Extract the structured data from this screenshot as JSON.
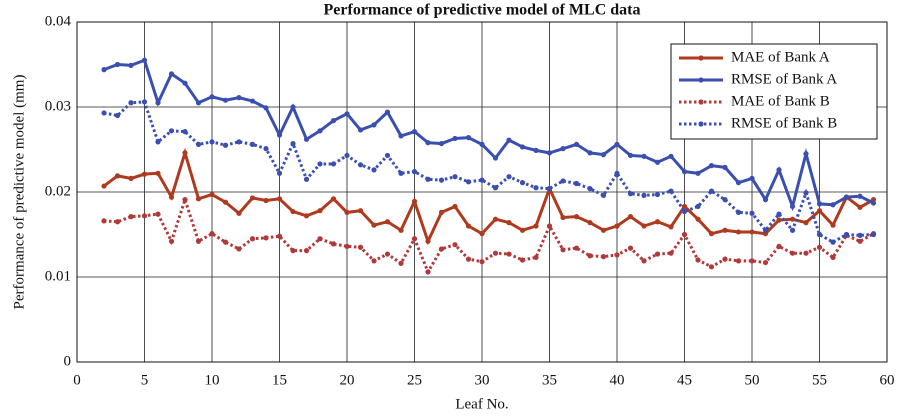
{
  "chart_data": {
    "type": "line",
    "title": "Performance of predictive model of MLC data",
    "xlabel": "Leaf No.",
    "ylabel": "Performance of predictive model (mm)",
    "x": [
      2,
      3,
      4,
      5,
      6,
      7,
      8,
      9,
      10,
      11,
      12,
      13,
      14,
      15,
      16,
      17,
      18,
      19,
      20,
      21,
      22,
      23,
      24,
      25,
      26,
      27,
      28,
      29,
      30,
      31,
      32,
      33,
      34,
      35,
      36,
      37,
      38,
      39,
      40,
      41,
      42,
      43,
      44,
      45,
      46,
      47,
      48,
      49,
      50,
      51,
      52,
      53,
      54,
      55,
      56,
      57,
      58,
      59
    ],
    "series": [
      {
        "name": "MAE of Bank A",
        "color": "#b03a1e",
        "style": "solid",
        "values": [
          0.0207,
          0.0219,
          0.0216,
          0.0221,
          0.0222,
          0.0194,
          0.0246,
          0.0192,
          0.0197,
          0.0188,
          0.0175,
          0.0193,
          0.019,
          0.0192,
          0.0177,
          0.0172,
          0.0178,
          0.0192,
          0.0176,
          0.0178,
          0.0161,
          0.0165,
          0.0155,
          0.0189,
          0.0142,
          0.0176,
          0.0183,
          0.016,
          0.0151,
          0.0168,
          0.0164,
          0.0155,
          0.016,
          0.0204,
          0.017,
          0.0171,
          0.0164,
          0.0155,
          0.016,
          0.0171,
          0.016,
          0.0165,
          0.0159,
          0.0183,
          0.0168,
          0.0151,
          0.0155,
          0.0153,
          0.0153,
          0.0151,
          0.0167,
          0.0168,
          0.0164,
          0.0178,
          0.0161,
          0.0194,
          0.0182,
          0.0191
        ]
      },
      {
        "name": "RMSE of Bank A",
        "color": "#3a4fb0",
        "style": "solid",
        "values": [
          0.0344,
          0.035,
          0.0349,
          0.0355,
          0.0305,
          0.0339,
          0.0328,
          0.0305,
          0.0312,
          0.0308,
          0.0311,
          0.0307,
          0.0299,
          0.0267,
          0.03,
          0.0262,
          0.0272,
          0.0284,
          0.0292,
          0.0273,
          0.0279,
          0.0294,
          0.0266,
          0.0271,
          0.0258,
          0.0257,
          0.0263,
          0.0264,
          0.0256,
          0.024,
          0.0261,
          0.0253,
          0.0249,
          0.0246,
          0.0251,
          0.0256,
          0.0246,
          0.0244,
          0.0256,
          0.0243,
          0.0242,
          0.0235,
          0.0242,
          0.0224,
          0.0222,
          0.0231,
          0.0229,
          0.0211,
          0.0216,
          0.0191,
          0.0226,
          0.0183,
          0.0245,
          0.0186,
          0.0185,
          0.0194,
          0.0195,
          0.0187
        ]
      },
      {
        "name": "MAE of Bank B",
        "color": "#b03a3a",
        "style": "dotted",
        "values": [
          0.0166,
          0.0165,
          0.0171,
          0.0172,
          0.0174,
          0.0142,
          0.0191,
          0.0142,
          0.0151,
          0.0141,
          0.0133,
          0.0145,
          0.0146,
          0.0148,
          0.0131,
          0.0131,
          0.0145,
          0.0139,
          0.0136,
          0.0135,
          0.0119,
          0.0127,
          0.0116,
          0.0145,
          0.0106,
          0.0133,
          0.0138,
          0.0121,
          0.0118,
          0.0128,
          0.0127,
          0.012,
          0.0123,
          0.016,
          0.0132,
          0.0134,
          0.0125,
          0.0124,
          0.0126,
          0.0134,
          0.0119,
          0.0127,
          0.0128,
          0.015,
          0.012,
          0.0112,
          0.0121,
          0.0119,
          0.0119,
          0.0117,
          0.0136,
          0.0128,
          0.0128,
          0.0135,
          0.0123,
          0.0149,
          0.0142,
          0.0151
        ]
      },
      {
        "name": "RMSE of Bank B",
        "color": "#3a4fb0",
        "style": "dotted",
        "values": [
          0.0293,
          0.029,
          0.0305,
          0.0306,
          0.0259,
          0.0272,
          0.0271,
          0.0256,
          0.0259,
          0.0255,
          0.0259,
          0.0256,
          0.0251,
          0.0222,
          0.0257,
          0.0215,
          0.0233,
          0.0233,
          0.0243,
          0.0232,
          0.0226,
          0.0243,
          0.0222,
          0.0224,
          0.0215,
          0.0214,
          0.0218,
          0.0212,
          0.0214,
          0.0205,
          0.0218,
          0.0211,
          0.0205,
          0.0204,
          0.0213,
          0.021,
          0.0204,
          0.0196,
          0.0222,
          0.0198,
          0.0196,
          0.0197,
          0.0201,
          0.0177,
          0.0183,
          0.0201,
          0.0191,
          0.0176,
          0.0175,
          0.0155,
          0.0174,
          0.0155,
          0.0199,
          0.015,
          0.0141,
          0.015,
          0.0149,
          0.015
        ]
      }
    ],
    "xlim": [
      0,
      60
    ],
    "xticks": [
      0,
      5,
      10,
      15,
      20,
      25,
      30,
      35,
      40,
      45,
      50,
      55,
      60
    ],
    "ylim": [
      0,
      0.04
    ],
    "yticks": [
      0,
      0.01,
      0.02,
      0.03,
      0.04
    ],
    "grid": true,
    "legend": "upper right"
  }
}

# Task goal:
Copy the records above exactly. The pictures are not part of the copy.

# Reply:
Extract the structured data from this screenshot as JSON.
{
  "chart_data": {
    "type": "line",
    "title": "Performance of predictive model of MLC data",
    "xlabel": "Leaf No.",
    "ylabel": "Performance of predictive model (mm)",
    "x": [
      2,
      3,
      4,
      5,
      6,
      7,
      8,
      9,
      10,
      11,
      12,
      13,
      14,
      15,
      16,
      17,
      18,
      19,
      20,
      21,
      22,
      23,
      24,
      25,
      26,
      27,
      28,
      29,
      30,
      31,
      32,
      33,
      34,
      35,
      36,
      37,
      38,
      39,
      40,
      41,
      42,
      43,
      44,
      45,
      46,
      47,
      48,
      49,
      50,
      51,
      52,
      53,
      54,
      55,
      56,
      57,
      58,
      59
    ],
    "series": [
      {
        "name": "MAE of Bank A",
        "color": "#b03a1e",
        "style": "solid",
        "values": [
          0.0207,
          0.0219,
          0.0216,
          0.0221,
          0.0222,
          0.0194,
          0.0246,
          0.0192,
          0.0197,
          0.0188,
          0.0175,
          0.0193,
          0.019,
          0.0192,
          0.0177,
          0.0172,
          0.0178,
          0.0192,
          0.0176,
          0.0178,
          0.0161,
          0.0165,
          0.0155,
          0.0189,
          0.0142,
          0.0176,
          0.0183,
          0.016,
          0.0151,
          0.0168,
          0.0164,
          0.0155,
          0.016,
          0.0204,
          0.017,
          0.0171,
          0.0164,
          0.0155,
          0.016,
          0.0171,
          0.016,
          0.0165,
          0.0159,
          0.0183,
          0.0168,
          0.0151,
          0.0155,
          0.0153,
          0.0153,
          0.0151,
          0.0167,
          0.0168,
          0.0164,
          0.0178,
          0.0161,
          0.0194,
          0.0182,
          0.0191
        ]
      },
      {
        "name": "RMSE of Bank A",
        "color": "#3a4fb0",
        "style": "solid",
        "values": [
          0.0344,
          0.035,
          0.0349,
          0.0355,
          0.0305,
          0.0339,
          0.0328,
          0.0305,
          0.0312,
          0.0308,
          0.0311,
          0.0307,
          0.0299,
          0.0267,
          0.03,
          0.0262,
          0.0272,
          0.0284,
          0.0292,
          0.0273,
          0.0279,
          0.0294,
          0.0266,
          0.0271,
          0.0258,
          0.0257,
          0.0263,
          0.0264,
          0.0256,
          0.024,
          0.0261,
          0.0253,
          0.0249,
          0.0246,
          0.0251,
          0.0256,
          0.0246,
          0.0244,
          0.0256,
          0.0243,
          0.0242,
          0.0235,
          0.0242,
          0.0224,
          0.0222,
          0.0231,
          0.0229,
          0.0211,
          0.0216,
          0.0191,
          0.0226,
          0.0183,
          0.0245,
          0.0186,
          0.0185,
          0.0194,
          0.0195,
          0.0187
        ]
      },
      {
        "name": "MAE of Bank B",
        "color": "#b03a3a",
        "style": "dotted",
        "values": [
          0.0166,
          0.0165,
          0.0171,
          0.0172,
          0.0174,
          0.0142,
          0.0191,
          0.0142,
          0.0151,
          0.0141,
          0.0133,
          0.0145,
          0.0146,
          0.0148,
          0.0131,
          0.0131,
          0.0145,
          0.0139,
          0.0136,
          0.0135,
          0.0119,
          0.0127,
          0.0116,
          0.0145,
          0.0106,
          0.0133,
          0.0138,
          0.0121,
          0.0118,
          0.0128,
          0.0127,
          0.012,
          0.0123,
          0.016,
          0.0132,
          0.0134,
          0.0125,
          0.0124,
          0.0126,
          0.0134,
          0.0119,
          0.0127,
          0.0128,
          0.015,
          0.012,
          0.0112,
          0.0121,
          0.0119,
          0.0119,
          0.0117,
          0.0136,
          0.0128,
          0.0128,
          0.0135,
          0.0123,
          0.0149,
          0.0142,
          0.0151
        ]
      },
      {
        "name": "RMSE of Bank B",
        "color": "#3a4fb0",
        "style": "dotted",
        "values": [
          0.0293,
          0.029,
          0.0305,
          0.0306,
          0.0259,
          0.0272,
          0.0271,
          0.0256,
          0.0259,
          0.0255,
          0.0259,
          0.0256,
          0.0251,
          0.0222,
          0.0257,
          0.0215,
          0.0233,
          0.0233,
          0.0243,
          0.0232,
          0.0226,
          0.0243,
          0.0222,
          0.0224,
          0.0215,
          0.0214,
          0.0218,
          0.0212,
          0.0214,
          0.0205,
          0.0218,
          0.0211,
          0.0205,
          0.0204,
          0.0213,
          0.021,
          0.0204,
          0.0196,
          0.0222,
          0.0198,
          0.0196,
          0.0197,
          0.0201,
          0.0177,
          0.0183,
          0.0201,
          0.0191,
          0.0176,
          0.0175,
          0.0155,
          0.0174,
          0.0155,
          0.0199,
          0.015,
          0.0141,
          0.015,
          0.0149,
          0.015
        ]
      }
    ],
    "xlim": [
      0,
      60
    ],
    "xticks": [
      0,
      5,
      10,
      15,
      20,
      25,
      30,
      35,
      40,
      45,
      50,
      55,
      60
    ],
    "ylim": [
      0,
      0.04
    ],
    "yticks": [
      0,
      0.01,
      0.02,
      0.03,
      0.04
    ],
    "grid": true,
    "legend": "upper right"
  }
}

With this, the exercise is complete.